** The task **
Word for word, quote all of the material, omitting the pictures.

** Listing **

★ ★ ★ ★ ★ ★ ★

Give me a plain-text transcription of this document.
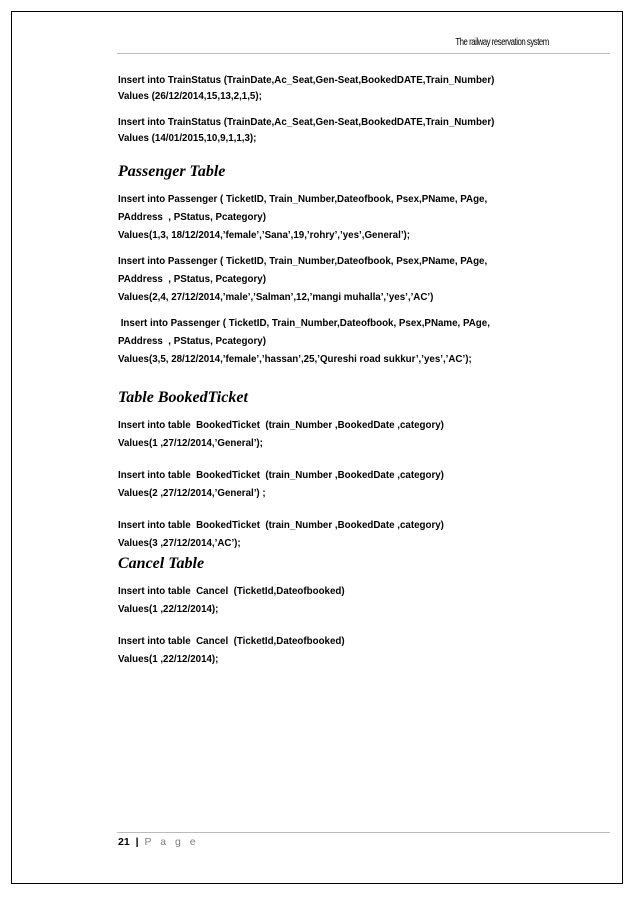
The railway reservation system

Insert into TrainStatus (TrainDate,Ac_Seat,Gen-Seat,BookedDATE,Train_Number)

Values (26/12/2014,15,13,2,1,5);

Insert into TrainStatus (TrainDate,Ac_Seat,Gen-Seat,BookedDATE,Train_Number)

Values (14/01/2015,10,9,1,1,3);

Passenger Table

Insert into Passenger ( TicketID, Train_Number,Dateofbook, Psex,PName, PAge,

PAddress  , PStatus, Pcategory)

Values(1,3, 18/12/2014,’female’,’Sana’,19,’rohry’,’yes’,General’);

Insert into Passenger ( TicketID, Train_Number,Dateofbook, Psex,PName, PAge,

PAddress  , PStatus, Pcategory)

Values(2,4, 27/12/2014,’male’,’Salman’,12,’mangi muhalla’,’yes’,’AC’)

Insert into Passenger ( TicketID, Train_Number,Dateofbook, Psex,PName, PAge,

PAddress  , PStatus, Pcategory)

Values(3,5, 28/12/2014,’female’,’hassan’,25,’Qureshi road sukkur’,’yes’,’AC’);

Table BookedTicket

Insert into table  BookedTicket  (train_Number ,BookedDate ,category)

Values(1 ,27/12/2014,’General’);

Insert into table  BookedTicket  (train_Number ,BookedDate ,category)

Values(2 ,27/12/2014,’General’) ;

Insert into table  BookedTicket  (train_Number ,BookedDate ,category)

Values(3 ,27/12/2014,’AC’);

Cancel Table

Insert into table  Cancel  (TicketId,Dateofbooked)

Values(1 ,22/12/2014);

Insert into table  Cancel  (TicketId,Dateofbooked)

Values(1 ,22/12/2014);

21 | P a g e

★ ★ ★ ★ ★ ★ ★

** Final result **
Give me a plain-text transcription of this document.
The railway reservation system

Insert into TrainStatus (TrainDate,Ac_Seat,Gen-Seat,BookedDATE,Train_Number)

Values (26/12/2014,15,13,2,1,5);

Insert into TrainStatus (TrainDate,Ac_Seat,Gen-Seat,BookedDATE,Train_Number)

Values (14/01/2015,10,9,1,1,3);

Passenger Table

Insert into Passenger ( TicketID, Train_Number,Dateofbook, Psex,PName, PAge,

PAddress  , PStatus, Pcategory)

Values(1,3, 18/12/2014,’female’,’Sana’,19,’rohry’,’yes’,General’);

Insert into Passenger ( TicketID, Train_Number,Dateofbook, Psex,PName, PAge,

PAddress  , PStatus, Pcategory)

Values(2,4, 27/12/2014,’male’,’Salman’,12,’mangi muhalla’,’yes’,’AC’)

Insert into Passenger ( TicketID, Train_Number,Dateofbook, Psex,PName, PAge,

PAddress  , PStatus, Pcategory)

Values(3,5, 28/12/2014,’female’,’hassan’,25,’Qureshi road sukkur’,’yes’,’AC’);

Table BookedTicket

Insert into table  BookedTicket  (train_Number ,BookedDate ,category)

Values(1 ,27/12/2014,’General’);

Insert into table  BookedTicket  (train_Number ,BookedDate ,category)

Values(2 ,27/12/2014,’General’) ;

Insert into table  BookedTicket  (train_Number ,BookedDate ,category)

Values(3 ,27/12/2014,’AC’);

Cancel Table

Insert into table  Cancel  (TicketId,Dateofbooked)

Values(1 ,22/12/2014);

Insert into table  Cancel  (TicketId,Dateofbooked)

Values(1 ,22/12/2014);

21 | P a g e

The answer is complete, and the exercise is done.